"""

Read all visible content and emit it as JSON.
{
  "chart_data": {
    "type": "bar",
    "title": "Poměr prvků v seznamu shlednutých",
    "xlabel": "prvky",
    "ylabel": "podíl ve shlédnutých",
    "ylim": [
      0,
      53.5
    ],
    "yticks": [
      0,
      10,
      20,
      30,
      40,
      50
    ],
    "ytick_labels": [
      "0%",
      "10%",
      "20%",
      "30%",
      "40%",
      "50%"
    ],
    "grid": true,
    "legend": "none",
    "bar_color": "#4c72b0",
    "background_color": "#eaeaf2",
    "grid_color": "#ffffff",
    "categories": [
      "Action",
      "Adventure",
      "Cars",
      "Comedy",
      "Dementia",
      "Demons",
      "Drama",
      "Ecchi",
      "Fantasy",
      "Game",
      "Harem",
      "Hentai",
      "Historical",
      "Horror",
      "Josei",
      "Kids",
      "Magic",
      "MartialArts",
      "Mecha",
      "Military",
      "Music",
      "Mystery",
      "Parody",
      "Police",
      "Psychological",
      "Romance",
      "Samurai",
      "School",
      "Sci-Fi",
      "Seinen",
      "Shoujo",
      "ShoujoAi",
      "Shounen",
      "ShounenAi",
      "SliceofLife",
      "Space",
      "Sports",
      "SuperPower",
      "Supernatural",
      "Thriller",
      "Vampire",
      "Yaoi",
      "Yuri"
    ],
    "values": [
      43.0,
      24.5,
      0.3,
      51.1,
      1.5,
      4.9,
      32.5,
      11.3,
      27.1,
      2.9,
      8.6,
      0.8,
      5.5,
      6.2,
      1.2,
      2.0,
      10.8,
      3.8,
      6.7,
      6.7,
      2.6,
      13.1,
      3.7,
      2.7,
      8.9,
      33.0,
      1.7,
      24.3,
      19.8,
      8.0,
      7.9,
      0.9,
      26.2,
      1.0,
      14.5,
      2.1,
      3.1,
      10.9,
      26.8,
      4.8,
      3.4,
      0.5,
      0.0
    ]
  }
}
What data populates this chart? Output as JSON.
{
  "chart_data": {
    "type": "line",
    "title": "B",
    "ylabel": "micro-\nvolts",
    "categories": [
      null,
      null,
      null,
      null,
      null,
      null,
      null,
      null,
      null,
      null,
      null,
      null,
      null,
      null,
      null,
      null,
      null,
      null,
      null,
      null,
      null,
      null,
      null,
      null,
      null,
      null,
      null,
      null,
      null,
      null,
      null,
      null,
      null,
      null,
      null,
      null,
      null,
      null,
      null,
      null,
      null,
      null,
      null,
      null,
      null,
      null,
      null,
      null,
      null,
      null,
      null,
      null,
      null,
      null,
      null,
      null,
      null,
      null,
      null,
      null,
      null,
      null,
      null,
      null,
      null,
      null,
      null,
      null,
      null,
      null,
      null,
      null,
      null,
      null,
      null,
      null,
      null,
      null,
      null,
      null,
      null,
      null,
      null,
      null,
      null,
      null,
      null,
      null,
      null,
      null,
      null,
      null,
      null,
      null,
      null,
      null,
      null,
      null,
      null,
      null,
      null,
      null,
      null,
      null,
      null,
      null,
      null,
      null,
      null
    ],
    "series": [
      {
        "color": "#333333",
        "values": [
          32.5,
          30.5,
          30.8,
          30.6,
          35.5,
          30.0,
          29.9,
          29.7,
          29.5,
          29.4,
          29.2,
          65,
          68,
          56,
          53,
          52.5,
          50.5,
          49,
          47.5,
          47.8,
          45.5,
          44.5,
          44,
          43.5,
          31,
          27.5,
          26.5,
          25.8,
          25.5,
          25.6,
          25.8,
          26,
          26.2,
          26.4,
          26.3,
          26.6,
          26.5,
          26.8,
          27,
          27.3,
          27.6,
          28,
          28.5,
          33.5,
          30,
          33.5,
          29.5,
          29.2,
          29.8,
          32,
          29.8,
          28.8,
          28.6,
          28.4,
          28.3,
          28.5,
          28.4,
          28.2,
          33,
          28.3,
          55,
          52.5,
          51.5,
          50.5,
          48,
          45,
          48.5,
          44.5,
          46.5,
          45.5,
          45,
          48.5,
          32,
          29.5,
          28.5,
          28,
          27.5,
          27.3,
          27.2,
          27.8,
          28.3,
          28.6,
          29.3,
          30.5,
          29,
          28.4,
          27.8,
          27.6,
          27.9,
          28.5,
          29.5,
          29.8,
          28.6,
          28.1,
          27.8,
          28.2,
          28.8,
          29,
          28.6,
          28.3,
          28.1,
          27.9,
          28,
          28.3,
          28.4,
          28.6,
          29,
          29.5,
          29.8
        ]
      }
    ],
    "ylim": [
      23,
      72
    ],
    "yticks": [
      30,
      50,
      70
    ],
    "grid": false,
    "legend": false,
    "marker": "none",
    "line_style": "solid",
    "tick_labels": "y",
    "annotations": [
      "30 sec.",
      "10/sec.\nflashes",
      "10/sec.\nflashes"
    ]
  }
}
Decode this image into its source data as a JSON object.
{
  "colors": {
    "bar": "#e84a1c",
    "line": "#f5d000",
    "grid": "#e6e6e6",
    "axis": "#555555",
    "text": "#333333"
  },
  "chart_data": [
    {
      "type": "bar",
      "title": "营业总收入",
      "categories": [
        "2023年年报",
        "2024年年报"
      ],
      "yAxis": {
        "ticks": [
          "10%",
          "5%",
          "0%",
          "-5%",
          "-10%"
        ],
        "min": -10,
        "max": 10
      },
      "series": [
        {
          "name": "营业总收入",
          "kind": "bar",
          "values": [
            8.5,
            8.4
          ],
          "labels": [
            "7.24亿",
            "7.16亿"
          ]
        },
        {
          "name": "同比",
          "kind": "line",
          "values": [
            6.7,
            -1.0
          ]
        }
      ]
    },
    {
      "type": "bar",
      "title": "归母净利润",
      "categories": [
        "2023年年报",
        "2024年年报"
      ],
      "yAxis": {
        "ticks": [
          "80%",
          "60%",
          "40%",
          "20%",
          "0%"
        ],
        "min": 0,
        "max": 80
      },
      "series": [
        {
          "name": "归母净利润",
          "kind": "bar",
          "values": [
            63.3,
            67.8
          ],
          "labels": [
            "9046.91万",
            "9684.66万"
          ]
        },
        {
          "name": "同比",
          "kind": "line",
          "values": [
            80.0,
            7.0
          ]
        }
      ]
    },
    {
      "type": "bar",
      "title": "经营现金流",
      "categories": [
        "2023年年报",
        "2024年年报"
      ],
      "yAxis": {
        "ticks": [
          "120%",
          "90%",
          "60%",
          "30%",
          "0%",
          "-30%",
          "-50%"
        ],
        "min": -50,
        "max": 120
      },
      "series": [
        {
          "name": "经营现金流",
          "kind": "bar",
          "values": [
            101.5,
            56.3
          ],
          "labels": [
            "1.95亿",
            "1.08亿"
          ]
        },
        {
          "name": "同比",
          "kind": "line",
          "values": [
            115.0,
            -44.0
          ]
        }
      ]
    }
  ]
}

"""

### Instructions for the task
Looking at the material above, count the lines that hold "ylabel" and give the total alone.

### Correct output
2